→ **STATED EXERCISE**
Every entry below must appear again, exactly as written.
— Start of SOURCE MATERIAL —
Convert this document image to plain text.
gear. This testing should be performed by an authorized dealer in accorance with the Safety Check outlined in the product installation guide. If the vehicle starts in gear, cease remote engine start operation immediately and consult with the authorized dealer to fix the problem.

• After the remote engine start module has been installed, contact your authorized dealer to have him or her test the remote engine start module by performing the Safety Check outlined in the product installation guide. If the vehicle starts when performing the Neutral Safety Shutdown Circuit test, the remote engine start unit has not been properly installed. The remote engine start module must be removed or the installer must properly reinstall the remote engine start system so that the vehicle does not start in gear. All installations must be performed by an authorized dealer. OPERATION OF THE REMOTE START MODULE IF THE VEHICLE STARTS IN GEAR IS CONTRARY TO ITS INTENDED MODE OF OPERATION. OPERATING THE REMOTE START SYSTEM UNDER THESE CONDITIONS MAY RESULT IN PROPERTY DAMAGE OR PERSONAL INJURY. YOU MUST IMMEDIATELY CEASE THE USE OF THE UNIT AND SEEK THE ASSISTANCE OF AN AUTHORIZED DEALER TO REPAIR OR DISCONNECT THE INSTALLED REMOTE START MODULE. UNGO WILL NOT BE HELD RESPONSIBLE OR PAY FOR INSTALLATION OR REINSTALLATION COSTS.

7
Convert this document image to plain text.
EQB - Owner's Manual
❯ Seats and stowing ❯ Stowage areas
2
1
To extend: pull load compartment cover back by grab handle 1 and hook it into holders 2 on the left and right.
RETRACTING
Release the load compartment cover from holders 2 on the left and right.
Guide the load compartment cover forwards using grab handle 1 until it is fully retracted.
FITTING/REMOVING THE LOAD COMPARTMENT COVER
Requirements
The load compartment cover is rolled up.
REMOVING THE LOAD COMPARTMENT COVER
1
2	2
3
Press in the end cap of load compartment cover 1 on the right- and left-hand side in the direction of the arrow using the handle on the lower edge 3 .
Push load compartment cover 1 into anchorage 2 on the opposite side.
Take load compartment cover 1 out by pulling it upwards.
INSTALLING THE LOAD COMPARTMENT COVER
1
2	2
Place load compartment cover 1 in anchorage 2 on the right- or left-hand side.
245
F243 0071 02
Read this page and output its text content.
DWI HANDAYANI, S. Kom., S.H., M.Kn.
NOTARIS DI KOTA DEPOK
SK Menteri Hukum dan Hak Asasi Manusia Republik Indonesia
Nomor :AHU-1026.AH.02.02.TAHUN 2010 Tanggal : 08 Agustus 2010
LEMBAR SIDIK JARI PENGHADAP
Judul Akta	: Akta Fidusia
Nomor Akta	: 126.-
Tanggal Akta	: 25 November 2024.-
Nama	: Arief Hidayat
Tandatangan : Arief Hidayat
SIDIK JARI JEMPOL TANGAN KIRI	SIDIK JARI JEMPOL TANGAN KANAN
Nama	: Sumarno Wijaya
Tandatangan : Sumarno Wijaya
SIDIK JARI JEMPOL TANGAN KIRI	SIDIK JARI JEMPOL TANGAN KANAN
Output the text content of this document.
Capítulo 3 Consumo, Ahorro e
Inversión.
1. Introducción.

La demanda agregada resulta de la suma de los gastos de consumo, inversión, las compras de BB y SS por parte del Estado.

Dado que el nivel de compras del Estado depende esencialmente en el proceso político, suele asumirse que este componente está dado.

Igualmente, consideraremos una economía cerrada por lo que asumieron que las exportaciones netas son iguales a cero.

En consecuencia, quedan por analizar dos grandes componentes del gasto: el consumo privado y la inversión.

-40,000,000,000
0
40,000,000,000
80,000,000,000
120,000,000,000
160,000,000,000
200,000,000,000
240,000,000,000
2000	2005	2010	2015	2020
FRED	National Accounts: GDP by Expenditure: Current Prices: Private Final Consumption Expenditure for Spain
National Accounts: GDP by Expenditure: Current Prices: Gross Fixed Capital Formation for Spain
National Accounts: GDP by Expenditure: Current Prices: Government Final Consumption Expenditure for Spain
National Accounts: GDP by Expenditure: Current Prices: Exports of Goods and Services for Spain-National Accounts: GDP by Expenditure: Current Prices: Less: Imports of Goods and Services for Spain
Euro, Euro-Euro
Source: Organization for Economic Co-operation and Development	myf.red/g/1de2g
— End of SOURCE MATERIAL —
→ **OUTPUT**
Convert this document image to plain text.
gear. This testing should be performed by an authorized dealer in accorance with the Safety Check outlined in the product installation guide. If the vehicle starts in gear, cease remote engine start operation immediately and consult with the authorized dealer to fix the problem.

• After the remote engine start module has been installed, contact your authorized dealer to have him or her test the remote engine start module by performing the Safety Check outlined in the product installation guide. If the vehicle starts when performing the Neutral Safety Shutdown Circuit test, the remote engine start unit has not been properly installed. The remote engine start module must be removed or the installer must properly reinstall the remote engine start system so that the vehicle does not start in gear. All installations must be performed by an authorized dealer. OPERATION OF THE REMOTE START MODULE IF THE VEHICLE STARTS IN GEAR IS CONTRARY TO ITS INTENDED MODE OF OPERATION. OPERATING THE REMOTE START SYSTEM UNDER THESE CONDITIONS MAY RESULT IN PROPERTY DAMAGE OR PERSONAL INJURY. YOU MUST IMMEDIATELY CEASE THE USE OF THE UNIT AND SEEK THE ASSISTANCE OF AN AUTHORIZED DEALER TO REPAIR OR DISCONNECT THE INSTALLED REMOTE START MODULE. UNGO WILL NOT BE HELD RESPONSIBLE OR PAY FOR INSTALLATION OR REINSTALLATION COSTS.

7
Convert this document image to plain text.
EQB - Owner's Manual
❯ Seats and stowing ❯ Stowage areas
2
1
To extend: pull load compartment cover back by grab handle 1 and hook it into holders 2 on the left and right.
RETRACTING
Release the load compartment cover from holders 2 on the left and right.
Guide the load compartment cover forwards using grab handle 1 until it is fully retracted.
FITTING/REMOVING THE LOAD COMPARTMENT COVER
Requirements
The load compartment cover is rolled up.
REMOVING THE LOAD COMPARTMENT COVER
1
2	2
3
Press in the end cap of load compartment cover 1 on the right- and left-hand side in the direction of the arrow using the handle on the lower edge 3 .
Push load compartment cover 1 into anchorage 2 on the opposite side.
Take load compartment cover 1 out by pulling it upwards.
INSTALLING THE LOAD COMPARTMENT COVER
1
2	2
Place load compartment cover 1 in anchorage 2 on the right- or left-hand side.
245
F243 0071 02
Read this page and output its text content.
DWI HANDAYANI, S. Kom., S.H., M.Kn.
NOTARIS DI KOTA DEPOK
SK Menteri Hukum dan Hak Asasi Manusia Republik Indonesia
Nomor :AHU-1026.AH.02.02.TAHUN 2010 Tanggal : 08 Agustus 2010
LEMBAR SIDIK JARI PENGHADAP
Judul Akta	: Akta Fidusia
Nomor Akta	: 126.-
Tanggal Akta	: 25 November 2024.-
Nama	: Arief Hidayat
Tandatangan : Arief Hidayat
SIDIK JARI JEMPOL TANGAN KIRI	SIDIK JARI JEMPOL TANGAN KANAN
Nama	: Sumarno Wijaya
Tandatangan : Sumarno Wijaya
SIDIK JARI JEMPOL TANGAN KIRI	SIDIK JARI JEMPOL TANGAN KANAN
Output the text content of this document.
Capítulo 3 Consumo, Ahorro e
Inversión.
1. Introducción.

La demanda agregada resulta de la suma de los gastos de consumo, inversión, las compras de BB y SS por parte del Estado.

Dado que el nivel de compras del Estado depende esencialmente en el proceso político, suele asumirse que este componente está dado.

Igualmente, consideraremos una economía cerrada por lo que asumieron que las exportaciones netas son iguales a cero.

En consecuencia, quedan por analizar dos grandes componentes del gasto: el consumo privado y la inversión.

-40,000,000,000
0
40,000,000,000
80,000,000,000
120,000,000,000
160,000,000,000
200,000,000,000
240,000,000,000
2000	2005	2010	2015	2020
FRED	National Accounts: GDP by Expenditure: Current Prices: Private Final Consumption Expenditure for Spain
National Accounts: GDP by Expenditure: Current Prices: Gross Fixed Capital Formation for Spain
National Accounts: GDP by Expenditure: Current Prices: Government Final Consumption Expenditure for Spain
National Accounts: GDP by Expenditure: Current Prices: Exports of Goods and Services for Spain-National Accounts: GDP by Expenditure: Current Prices: Less: Imports of Goods and Services for Spain
Euro, Euro-Euro
Source: Organization for Economic Co-operation and Development	myf.red/g/1de2g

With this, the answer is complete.